------ Data for processing ------

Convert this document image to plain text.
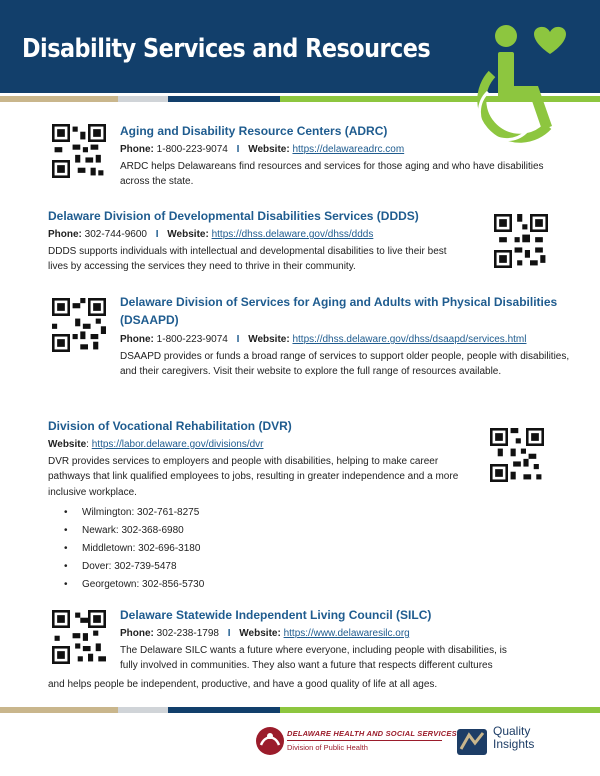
Disability Services and Resources
Aging and Disability Resource Centers (ADRC)
Phone: 1-800-223-9074 I Website: https://delawareadrc.com
ARDC helps Delawareans find resources and services for those aging and who have disabilities across the state.
Delaware Division of Developmental Disabilities Services (DDDS)
Phone: 302-744-9600 I Website: https://dhss.delaware.gov/dhss/ddds
DDDS supports individuals with intellectual and developmental disabilities to live their best lives by accessing the services they need to thrive in their community.
Delaware Division of Services for Aging and Adults with Physical Disabilities (DSAAPD)
Phone: 1-800-223-9074 I Website: https://dhss.delaware.gov/dhss/dsaapd/services.html
DSAAPD provides or funds a broad range of services to support older people, people with disabilities, and their caregivers. Visit their website to explore the full range of resources available.
Division of Vocational Rehabilitation (DVR)
Website: https://labor.delaware.gov/divisions/dvr
DVR provides services to employers and people with disabilities, helping to make career pathways that link qualified employees to jobs, resulting in greater independence and a more inclusive workplace.
• Wilmington: 302-761-8275
• Newark: 302-368-6980
• Middletown: 302-696-3180
• Dover: 302-739-5478
• Georgetown: 302-856-5730
Delaware Statewide Independent Living Council (SILC)
Phone: 302-238-1798 I Website: https://www.delawaresilc.org
The Delaware SILC wants a future where everyone, including people with disabilities, is
fully involved in communities. They also want a future that respects different cultures
and helps people be independent, productive, and have a good quality of life at all ages.
DELAWARE HEALTH AND SOCIAL SERVICES
Division of Public Health
Quality
Insights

------

Directive:
What is the number of lines in these records that contain "helps"? Reply with the number only.

Response to the task:
2